**Request:**
Repeat each line exactly as it is written.
--*--
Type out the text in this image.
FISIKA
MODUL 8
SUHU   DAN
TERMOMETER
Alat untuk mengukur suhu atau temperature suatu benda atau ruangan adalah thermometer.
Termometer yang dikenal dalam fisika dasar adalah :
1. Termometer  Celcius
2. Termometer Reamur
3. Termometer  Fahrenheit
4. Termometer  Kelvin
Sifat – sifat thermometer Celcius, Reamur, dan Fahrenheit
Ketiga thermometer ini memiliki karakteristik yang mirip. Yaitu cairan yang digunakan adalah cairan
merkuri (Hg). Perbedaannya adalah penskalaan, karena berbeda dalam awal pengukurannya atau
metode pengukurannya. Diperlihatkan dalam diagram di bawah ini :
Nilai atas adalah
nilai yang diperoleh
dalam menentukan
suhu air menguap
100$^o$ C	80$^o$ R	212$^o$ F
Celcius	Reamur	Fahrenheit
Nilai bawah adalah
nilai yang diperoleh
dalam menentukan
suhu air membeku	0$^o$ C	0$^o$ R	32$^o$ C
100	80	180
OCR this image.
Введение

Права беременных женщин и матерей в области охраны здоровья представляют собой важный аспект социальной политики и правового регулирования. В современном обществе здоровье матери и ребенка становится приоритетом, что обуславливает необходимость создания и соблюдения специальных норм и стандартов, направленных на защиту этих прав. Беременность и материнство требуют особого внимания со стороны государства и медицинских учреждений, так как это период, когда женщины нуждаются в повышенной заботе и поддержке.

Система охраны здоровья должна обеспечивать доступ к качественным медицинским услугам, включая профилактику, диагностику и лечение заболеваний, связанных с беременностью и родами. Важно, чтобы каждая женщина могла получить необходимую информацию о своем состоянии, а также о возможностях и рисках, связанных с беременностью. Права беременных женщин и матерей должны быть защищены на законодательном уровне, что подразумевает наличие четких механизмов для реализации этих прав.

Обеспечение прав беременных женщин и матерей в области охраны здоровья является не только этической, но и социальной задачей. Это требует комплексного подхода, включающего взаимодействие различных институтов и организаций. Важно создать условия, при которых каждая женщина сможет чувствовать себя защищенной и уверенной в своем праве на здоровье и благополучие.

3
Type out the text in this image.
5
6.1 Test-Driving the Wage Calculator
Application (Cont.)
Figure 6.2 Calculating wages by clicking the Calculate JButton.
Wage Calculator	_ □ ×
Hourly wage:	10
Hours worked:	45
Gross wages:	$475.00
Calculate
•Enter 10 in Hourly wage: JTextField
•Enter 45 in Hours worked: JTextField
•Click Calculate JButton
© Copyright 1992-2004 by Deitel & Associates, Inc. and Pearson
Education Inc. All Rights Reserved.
--*--
**Correct output:**
Type out the text in this image.
FISIKA
MODUL 8
SUHU   DAN
TERMOMETER
Alat untuk mengukur suhu atau temperature suatu benda atau ruangan adalah thermometer.
Termometer yang dikenal dalam fisika dasar adalah :
1. Termometer  Celcius
2. Termometer Reamur
3. Termometer  Fahrenheit
4. Termometer  Kelvin
Sifat – sifat thermometer Celcius, Reamur, dan Fahrenheit
Ketiga thermometer ini memiliki karakteristik yang mirip. Yaitu cairan yang digunakan adalah cairan
merkuri (Hg). Perbedaannya adalah penskalaan, karena berbeda dalam awal pengukurannya atau
metode pengukurannya. Diperlihatkan dalam diagram di bawah ini :
Nilai atas adalah
nilai yang diperoleh
dalam menentukan
suhu air menguap
100$^o$ C	80$^o$ R	212$^o$ F
Celcius	Reamur	Fahrenheit
Nilai bawah adalah
nilai yang diperoleh
dalam menentukan
suhu air membeku	0$^o$ C	0$^o$ R	32$^o$ C
100	80	180
OCR this image.
Введение

Права беременных женщин и матерей в области охраны здоровья представляют собой важный аспект социальной политики и правового регулирования. В современном обществе здоровье матери и ребенка становится приоритетом, что обуславливает необходимость создания и соблюдения специальных норм и стандартов, направленных на защиту этих прав. Беременность и материнство требуют особого внимания со стороны государства и медицинских учреждений, так как это период, когда женщины нуждаются в повышенной заботе и поддержке.

Система охраны здоровья должна обеспечивать доступ к качественным медицинским услугам, включая профилактику, диагностику и лечение заболеваний, связанных с беременностью и родами. Важно, чтобы каждая женщина могла получить необходимую информацию о своем состоянии, а также о возможностях и рисках, связанных с беременностью. Права беременных женщин и матерей должны быть защищены на законодательном уровне, что подразумевает наличие четких механизмов для реализации этих прав.

Обеспечение прав беременных женщин и матерей в области охраны здоровья является не только этической, но и социальной задачей. Это требует комплексного подхода, включающего взаимодействие различных институтов и организаций. Важно создать условия, при которых каждая женщина сможет чувствовать себя защищенной и уверенной в своем праве на здоровье и благополучие.

3
Type out the text in this image.
5
6.1 Test-Driving the Wage Calculator
Application (Cont.)
Figure 6.2 Calculating wages by clicking the Calculate JButton.
Wage Calculator	_ □ ×
Hourly wage:	10
Hours worked:	45
Gross wages:	$475.00
Calculate
•Enter 10 in Hourly wage: JTextField
•Enter 45 in Hours worked: JTextField
•Click Calculate JButton
© Copyright 1992-2004 by Deitel & Associates, Inc. and Pearson
Education Inc. All Rights Reserved.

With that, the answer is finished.